YOUR INSTRUCTIONS: Exactly as written, quote every line that follows, skipping the images.

Data listing:
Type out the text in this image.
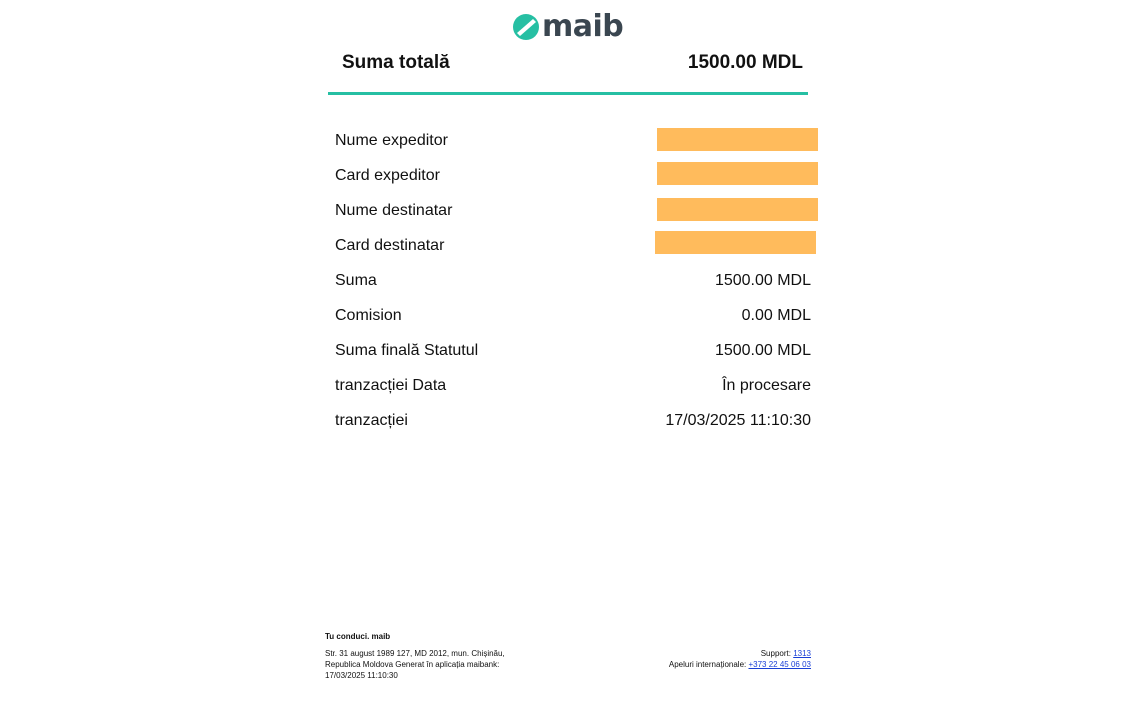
maib
Suma totală	1500.00 MDL
Nume expeditor
Card expeditor
Nume destinatar
Card destinatar
Suma	1500.00 MDL
Comision	0.00 MDL
Suma finală Statutul	1500.00 MDL
tranzacției Data	În procesare
tranzacției	17/03/2025 11:10:30
Tu conduci. maib
Str. 31 august 1989 127, MD 2012, mun. Chișinău, Republica Moldova Generat în aplicația maibank: 17/03/2025 11:10:30
Support: 1313
Apeluri internaționale: +373 22 45 06 03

SOLUTION TO THE PROBLEM:
Type out the text in this image.
maib
Suma totală	1500.00 MDL
Nume expeditor
Card expeditor
Nume destinatar
Card destinatar
Suma	1500.00 MDL
Comision	0.00 MDL
Suma finală Statutul	1500.00 MDL
tranzacției Data	În procesare
tranzacției	17/03/2025 11:10:30
Tu conduci. maib
Str. 31 august 1989 127, MD 2012, mun. Chișinău, Republica Moldova Generat în aplicația maibank: 17/03/2025 11:10:30
Support: 1313
Apeluri internaționale: +373 22 45 06 03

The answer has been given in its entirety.